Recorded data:
◇ ◇ ◇ ◇ ◇ ◇ ◇
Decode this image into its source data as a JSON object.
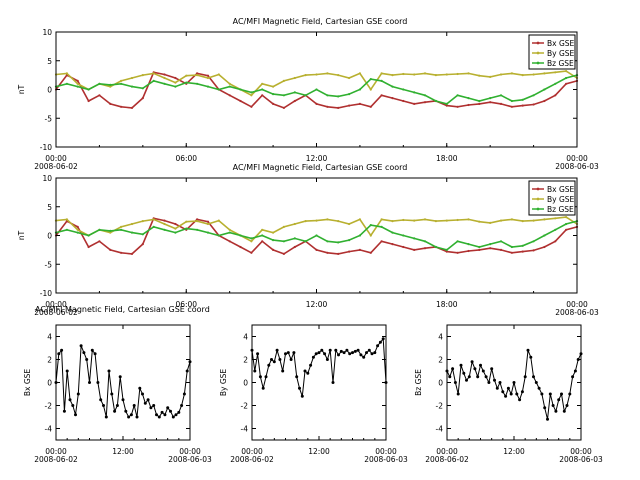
{
  "colors": {
    "Bx": "#b03030",
    "By": "#b8b030",
    "Bz": "#30b030",
    "black": "#000000"
  },
  "chart_data": [
    {
      "type": "line",
      "title": "AC/MFI  Magnetic Field, Cartesian GSE coord",
      "ylabel": "nT",
      "ylim": [
        -10,
        10
      ],
      "yticks": [
        -10,
        -5,
        0,
        5,
        10
      ],
      "xlim": [
        0,
        24
      ],
      "xticks": [
        {
          "x": 0,
          "label": "00:00",
          "sub": "2008-06-02"
        },
        {
          "x": 6,
          "label": "06:00",
          "sub": ""
        },
        {
          "x": 12,
          "label": "12:00",
          "sub": ""
        },
        {
          "x": 18,
          "label": "18:00",
          "sub": ""
        },
        {
          "x": 24,
          "label": "00:00",
          "sub": "2008-06-03"
        }
      ],
      "legend": "top-right",
      "x": [
        0,
        0.5,
        1,
        1.5,
        2,
        2.5,
        3,
        3.5,
        4,
        4.5,
        5,
        5.5,
        6,
        6.5,
        7,
        7.5,
        8,
        8.5,
        9,
        9.5,
        10,
        10.5,
        11,
        11.5,
        12,
        12.5,
        13,
        13.5,
        14,
        14.5,
        15,
        15.5,
        16,
        16.5,
        17,
        17.5,
        18,
        18.5,
        19,
        19.5,
        20,
        20.5,
        21,
        21.5,
        22,
        22.5,
        23,
        23.5,
        24
      ],
      "series": [
        {
          "name": "Bx GSE",
          "color": "Bx",
          "values": [
            0,
            2.5,
            1.5,
            -2,
            -1,
            -2.5,
            -3,
            -3.2,
            -1.5,
            3,
            2.6,
            2,
            1,
            2.8,
            2.4,
            0,
            -1,
            -2,
            -3,
            -1,
            -2.5,
            -3.2,
            -2,
            -1,
            -2.5,
            -3,
            -3.2,
            -2.8,
            -2.5,
            -3,
            -1,
            -1.5,
            -2,
            -2.5,
            -2.2,
            -2,
            -2.8,
            -3,
            -2.7,
            -2.5,
            -2.2,
            -2.5,
            -3,
            -2.8,
            -2.6,
            -2,
            -1,
            1,
            1.5
          ]
        },
        {
          "name": "By GSE",
          "color": "By",
          "values": [
            2.6,
            2.8,
            1,
            0,
            1,
            0.5,
            1.5,
            2,
            2.5,
            2.8,
            2,
            1.2,
            2.4,
            2.5,
            2,
            2.6,
            1,
            0,
            -1,
            1,
            0.5,
            1.5,
            2,
            2.5,
            2.6,
            2.8,
            2.5,
            2,
            2.8,
            0,
            2.8,
            2.5,
            2.7,
            2.6,
            2.8,
            2.5,
            2.6,
            2.7,
            2.8,
            2.4,
            2.2,
            2.6,
            2.8,
            2.5,
            2.6,
            2.8,
            3,
            3.2,
            2
          ]
        },
        {
          "name": "Bz GSE",
          "color": "Bz",
          "values": [
            0.5,
            1,
            0.5,
            0,
            1,
            0.8,
            1,
            0.5,
            0.2,
            1.5,
            1,
            0.5,
            1.2,
            1,
            0.5,
            0,
            0.5,
            0,
            -0.5,
            0,
            -0.8,
            -1,
            -0.5,
            -1,
            0,
            -1,
            -1.2,
            -0.8,
            0,
            1.8,
            1.5,
            0.5,
            0,
            -0.5,
            -1,
            -2,
            -2.5,
            -1,
            -1.5,
            -2,
            -1.5,
            -1,
            -2,
            -1.8,
            -1,
            0,
            1,
            2,
            2.5
          ]
        }
      ]
    },
    {
      "type": "line",
      "title": "AC/MFI  Magnetic Field, Cartesian GSE coord",
      "ylabel": "nT",
      "ylim": [
        -10,
        10
      ],
      "yticks": [
        -10,
        -5,
        0,
        5,
        10
      ],
      "xlim": [
        0,
        24
      ],
      "xticks": [
        {
          "x": 0,
          "label": "00:00",
          "sub": "2008-06-02"
        },
        {
          "x": 6,
          "label": "06:00",
          "sub": ""
        },
        {
          "x": 12,
          "label": "12:00",
          "sub": ""
        },
        {
          "x": 18,
          "label": "18:00",
          "sub": ""
        },
        {
          "x": 24,
          "label": "00:00",
          "sub": "2008-06-03"
        }
      ],
      "legend": "top-right",
      "x": [
        0,
        0.5,
        1,
        1.5,
        2,
        2.5,
        3,
        3.5,
        4,
        4.5,
        5,
        5.5,
        6,
        6.5,
        7,
        7.5,
        8,
        8.5,
        9,
        9.5,
        10,
        10.5,
        11,
        11.5,
        12,
        12.5,
        13,
        13.5,
        14,
        14.5,
        15,
        15.5,
        16,
        16.5,
        17,
        17.5,
        18,
        18.5,
        19,
        19.5,
        20,
        20.5,
        21,
        21.5,
        22,
        22.5,
        23,
        23.5,
        24
      ],
      "series": [
        {
          "name": "Bx GSE",
          "color": "Bx",
          "values": [
            0,
            2.5,
            1.5,
            -2,
            -1,
            -2.5,
            -3,
            -3.2,
            -1.5,
            3,
            2.6,
            2,
            1,
            2.8,
            2.4,
            0,
            -1,
            -2,
            -3,
            -1,
            -2.5,
            -3.2,
            -2,
            -1,
            -2.5,
            -3,
            -3.2,
            -2.8,
            -2.5,
            -3,
            -1,
            -1.5,
            -2,
            -2.5,
            -2.2,
            -2,
            -2.8,
            -3,
            -2.7,
            -2.5,
            -2.2,
            -2.5,
            -3,
            -2.8,
            -2.6,
            -2,
            -1,
            1,
            1.5
          ]
        },
        {
          "name": "By GSE",
          "color": "By",
          "values": [
            2.6,
            2.8,
            1,
            0,
            1,
            0.5,
            1.5,
            2,
            2.5,
            2.8,
            2,
            1.2,
            2.4,
            2.5,
            2,
            2.6,
            1,
            0,
            -1,
            1,
            0.5,
            1.5,
            2,
            2.5,
            2.6,
            2.8,
            2.5,
            2,
            2.8,
            0,
            2.8,
            2.5,
            2.7,
            2.6,
            2.8,
            2.5,
            2.6,
            2.7,
            2.8,
            2.4,
            2.2,
            2.6,
            2.8,
            2.5,
            2.6,
            2.8,
            3,
            3.2,
            2
          ]
        },
        {
          "name": "Bz GSE",
          "color": "Bz",
          "values": [
            0.5,
            1,
            0.5,
            0,
            1,
            0.8,
            1,
            0.5,
            0.2,
            1.5,
            1,
            0.5,
            1.2,
            1,
            0.5,
            0,
            0.5,
            0,
            -0.5,
            0,
            -0.8,
            -1,
            -0.5,
            -1,
            0,
            -1,
            -1.2,
            -0.8,
            0,
            1.8,
            1.5,
            0.5,
            0,
            -0.5,
            -1,
            -2,
            -2.5,
            -1,
            -1.5,
            -2,
            -1.5,
            -1,
            -2,
            -1.8,
            -1,
            0,
            1,
            2,
            2.5
          ]
        }
      ]
    },
    {
      "type": "line",
      "title": "AC/MFI  Magnetic Field, Cartesian GSE coord",
      "ylabel": "Bx  GSE",
      "ylim": [
        -5,
        5
      ],
      "yticks": [
        -4,
        -2,
        0,
        2,
        4
      ],
      "xlim": [
        0,
        24
      ],
      "xticks": [
        {
          "x": 0,
          "label": "00:00",
          "sub": "2008-06-02"
        },
        {
          "x": 12,
          "label": "12:00",
          "sub": ""
        },
        {
          "x": 24,
          "label": "00:00",
          "sub": "2008-06-03"
        }
      ],
      "x": [
        0,
        0.5,
        1,
        1.5,
        2,
        2.5,
        3,
        3.5,
        4,
        4.5,
        5,
        5.5,
        6,
        6.5,
        7,
        7.5,
        8,
        8.5,
        9,
        9.5,
        10,
        10.5,
        11,
        11.5,
        12,
        12.5,
        13,
        13.5,
        14,
        14.5,
        15,
        15.5,
        16,
        16.5,
        17,
        17.5,
        18,
        18.5,
        19,
        19.5,
        20,
        20.5,
        21,
        21.5,
        22,
        22.5,
        23,
        23.5,
        24
      ],
      "series": [
        {
          "color": "black",
          "values": [
            0,
            2.5,
            2.8,
            -2.5,
            1,
            -1.5,
            -2,
            -2.8,
            -1,
            3.2,
            2.6,
            2,
            0,
            2.8,
            2.5,
            0,
            -1.5,
            -2,
            -3,
            1,
            -1,
            -2.5,
            -2,
            0.5,
            -1.5,
            -2.5,
            -3,
            -2.8,
            -2,
            -3,
            -0.5,
            -1,
            -1.8,
            -1.5,
            -2.2,
            -2,
            -2.8,
            -3,
            -2.6,
            -2.8,
            -2.2,
            -2.5,
            -3,
            -2.8,
            -2.6,
            -2,
            -1,
            1,
            1.8
          ]
        }
      ]
    },
    {
      "type": "line",
      "title": "",
      "ylabel": "By  GSE",
      "ylim": [
        -5,
        5
      ],
      "yticks": [
        -4,
        -2,
        0,
        2,
        4
      ],
      "xlim": [
        0,
        24
      ],
      "xticks": [
        {
          "x": 0,
          "label": "00:00",
          "sub": "2008-06-02"
        },
        {
          "x": 12,
          "label": "12:00",
          "sub": ""
        },
        {
          "x": 24,
          "label": "00:00",
          "sub": "2008-06-03"
        }
      ],
      "x": [
        0,
        0.5,
        1,
        1.5,
        2,
        2.5,
        3,
        3.5,
        4,
        4.5,
        5,
        5.5,
        6,
        6.5,
        7,
        7.5,
        8,
        8.5,
        9,
        9.5,
        10,
        10.5,
        11,
        11.5,
        12,
        12.5,
        13,
        13.5,
        14,
        14.5,
        15,
        15.5,
        16,
        16.5,
        17,
        17.5,
        18,
        18.5,
        19,
        19.5,
        20,
        20.5,
        21,
        21.5,
        22,
        22.5,
        23,
        23.5,
        24
      ],
      "series": [
        {
          "color": "black",
          "values": [
            2.8,
            1,
            2.5,
            0.5,
            -0.5,
            0.5,
            1.5,
            2,
            1.8,
            2.8,
            2,
            1,
            2.5,
            2.6,
            2,
            2.6,
            0.5,
            -0.5,
            -1.2,
            1,
            0.8,
            1.5,
            2.2,
            2.5,
            2.6,
            2.8,
            2.5,
            2,
            2.8,
            0,
            2.8,
            2.4,
            2.7,
            2.6,
            2.8,
            2.5,
            2.6,
            2.7,
            2.8,
            2.4,
            2.2,
            2.6,
            2.8,
            2.5,
            2.6,
            3.2,
            3.5,
            3.8,
            0
          ]
        }
      ]
    },
    {
      "type": "line",
      "title": "",
      "ylabel": "Bz  GSE",
      "ylim": [
        -5,
        5
      ],
      "yticks": [
        -4,
        -2,
        0,
        2,
        4
      ],
      "xlim": [
        0,
        24
      ],
      "xticks": [
        {
          "x": 0,
          "label": "00:00",
          "sub": "2008-06-02"
        },
        {
          "x": 12,
          "label": "12:00",
          "sub": ""
        },
        {
          "x": 24,
          "label": "00:00",
          "sub": "2008-06-03"
        }
      ],
      "x": [
        0,
        0.5,
        1,
        1.5,
        2,
        2.5,
        3,
        3.5,
        4,
        4.5,
        5,
        5.5,
        6,
        6.5,
        7,
        7.5,
        8,
        8.5,
        9,
        9.5,
        10,
        10.5,
        11,
        11.5,
        12,
        12.5,
        13,
        13.5,
        14,
        14.5,
        15,
        15.5,
        16,
        16.5,
        17,
        17.5,
        18,
        18.5,
        19,
        19.5,
        20,
        20.5,
        21,
        21.5,
        22,
        22.5,
        23,
        23.5,
        24
      ],
      "series": [
        {
          "color": "black",
          "values": [
            1,
            0.5,
            1.2,
            0,
            -1,
            1.5,
            0.8,
            0.2,
            0.5,
            1.8,
            1.2,
            0.5,
            1.5,
            1,
            0.5,
            0,
            1.2,
            0.2,
            -0.5,
            0,
            -0.8,
            -1.2,
            -0.5,
            -1,
            0,
            -1,
            -1.5,
            -0.8,
            0.5,
            2.8,
            2.2,
            0.5,
            0,
            -0.5,
            -1,
            -2.2,
            -3.2,
            -1,
            -2,
            -2.5,
            -1.5,
            -1,
            -2.5,
            -2,
            -1,
            0.5,
            1,
            2,
            2.5
          ]
        }
      ]
    }
  ]
}
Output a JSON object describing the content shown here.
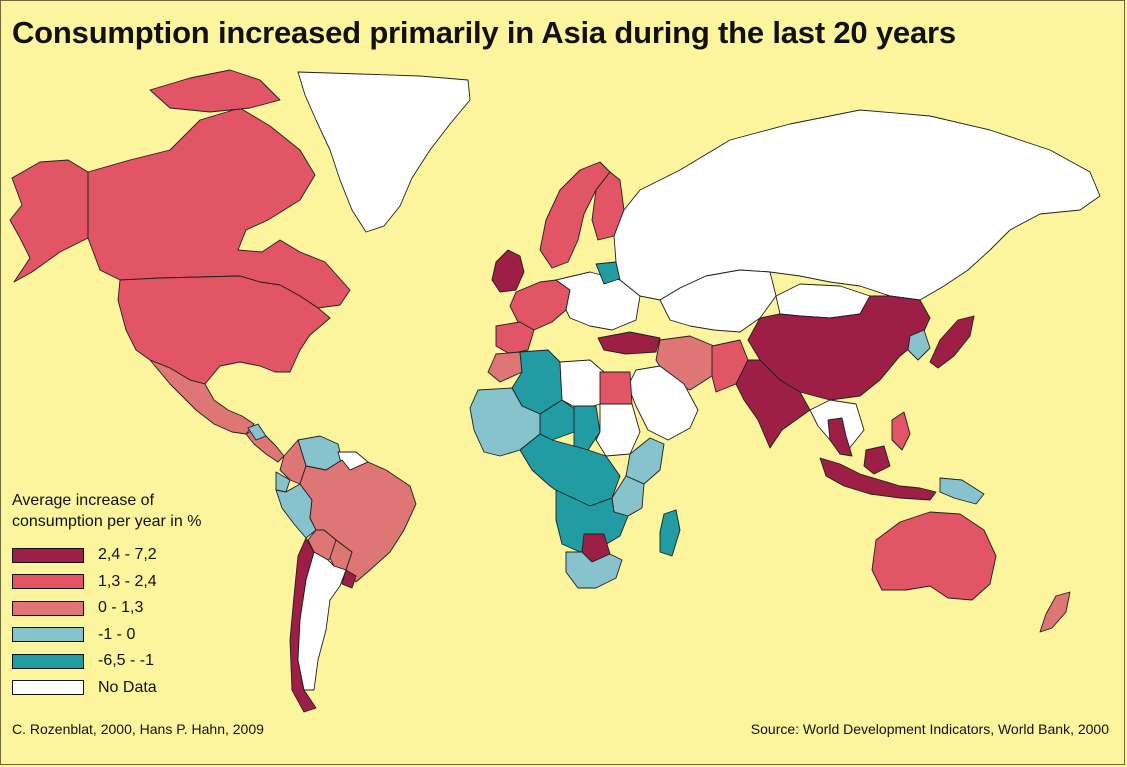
{
  "title": "Consumption increased primarily in Asia during the last 20 years",
  "legend": {
    "title": "Average increase of consumption per year in %",
    "items": [
      {
        "label": "2,4 - 7,2",
        "color": "#9E1F45"
      },
      {
        "label": "1,3 - 2,4",
        "color": "#E15567"
      },
      {
        "label": "0 - 1,3",
        "color": "#DD7675"
      },
      {
        "label": "-1 - 0",
        "color": "#86C3CC"
      },
      {
        "label": "-6,5 - -1",
        "color": "#229CA3"
      },
      {
        "label": "No Data",
        "color": "#FFFFFF"
      }
    ]
  },
  "credits": {
    "left": "C. Rozenblat, 2000, Hans P. Hahn, 2009",
    "right": "Source: World Development Indicators, World Bank, 2000"
  },
  "colors": {
    "background": "#FDF59D"
  },
  "regions": [
    {
      "name": "Canada",
      "class": "1,3 - 2,4"
    },
    {
      "name": "USA",
      "class": "1,3 - 2,4"
    },
    {
      "name": "Alaska",
      "class": "1,3 - 2,4"
    },
    {
      "name": "Greenland",
      "class": "No Data"
    },
    {
      "name": "Mexico",
      "class": "0 - 1,3"
    },
    {
      "name": "Central America",
      "class": "0 - 1,3"
    },
    {
      "name": "Guatemala",
      "class": "-1 - 0"
    },
    {
      "name": "Venezuela",
      "class": "-1 - 0"
    },
    {
      "name": "Colombia",
      "class": "0 - 1,3"
    },
    {
      "name": "Guyanas",
      "class": "No Data"
    },
    {
      "name": "Peru",
      "class": "-1 - 0"
    },
    {
      "name": "Ecuador",
      "class": "-1 - 0"
    },
    {
      "name": "Brazil",
      "class": "0 - 1,3"
    },
    {
      "name": "Bolivia",
      "class": "0 - 1,3"
    },
    {
      "name": "Paraguay",
      "class": "0 - 1,3"
    },
    {
      "name": "Chile",
      "class": "2,4 - 7,2"
    },
    {
      "name": "Argentina",
      "class": "No Data"
    },
    {
      "name": "Uruguay",
      "class": "2,4 - 7,2"
    },
    {
      "name": "Western Europe",
      "class": "1,3 - 2,4"
    },
    {
      "name": "UK",
      "class": "2,4 - 7,2"
    },
    {
      "name": "Iberia",
      "class": "1,3 - 2,4"
    },
    {
      "name": "Scandinavia",
      "class": "1,3 - 2,4"
    },
    {
      "name": "Finland",
      "class": "1,3 - 2,4"
    },
    {
      "name": "Eastern Europe",
      "class": "No Data"
    },
    {
      "name": "Belarus",
      "class": "-6,5 - -1"
    },
    {
      "name": "Ukraine area",
      "class": "No Data"
    },
    {
      "name": "Turkey",
      "class": "2,4 - 7,2"
    },
    {
      "name": "Russia",
      "class": "No Data"
    },
    {
      "name": "Kazakhstan & Central Asia",
      "class": "No Data"
    },
    {
      "name": "Iran",
      "class": "0 - 1,3"
    },
    {
      "name": "Pakistan",
      "class": "1,3 - 2,4"
    },
    {
      "name": "India",
      "class": "2,4 - 7,2"
    },
    {
      "name": "China",
      "class": "2,4 - 7,2"
    },
    {
      "name": "Mongolia",
      "class": "No Data"
    },
    {
      "name": "Korea",
      "class": "-1 - 0"
    },
    {
      "name": "Japan",
      "class": "2,4 - 7,2"
    },
    {
      "name": "Indochina",
      "class": "No Data"
    },
    {
      "name": "Thailand",
      "class": "2,4 - 7,2"
    },
    {
      "name": "Indonesia",
      "class": "2,4 - 7,2"
    },
    {
      "name": "Philippines",
      "class": "1,3 - 2,4"
    },
    {
      "name": "Papua New Guinea",
      "class": "-1 - 0"
    },
    {
      "name": "Australia",
      "class": "1,3 - 2,4"
    },
    {
      "name": "New Zealand",
      "class": "0 - 1,3"
    },
    {
      "name": "Saudi Arabia",
      "class": "No Data"
    },
    {
      "name": "Egypt",
      "class": "1,3 - 2,4"
    },
    {
      "name": "Libya",
      "class": "No Data"
    },
    {
      "name": "Algeria",
      "class": "-6,5 - -1"
    },
    {
      "name": "Morocco",
      "class": "0 - 1,3"
    },
    {
      "name": "West Africa",
      "class": "-1 - 0"
    },
    {
      "name": "Niger",
      "class": "-6,5 - -1"
    },
    {
      "name": "Sudan",
      "class": "No Data"
    },
    {
      "name": "Chad",
      "class": "-6,5 - -1"
    },
    {
      "name": "Central Africa",
      "class": "-6,5 - -1"
    },
    {
      "name": "Kenya",
      "class": "-1 - 0"
    },
    {
      "name": "Tanzania",
      "class": "-1 - 0"
    },
    {
      "name": "Angola & Zambia",
      "class": "-6,5 - -1"
    },
    {
      "name": "Botswana",
      "class": "2,4 - 7,2"
    },
    {
      "name": "South Africa",
      "class": "-1 - 0"
    },
    {
      "name": "Madagascar",
      "class": "-6,5 - -1"
    }
  ]
}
◇ ◇ ◇ ◇ ◇ ◇ ◇
→ Objective
Return each line where "JSON" shows up.

→ Written solution
Decode this image into its source data as a JSON object.
Output a JSON object describing the content shown here.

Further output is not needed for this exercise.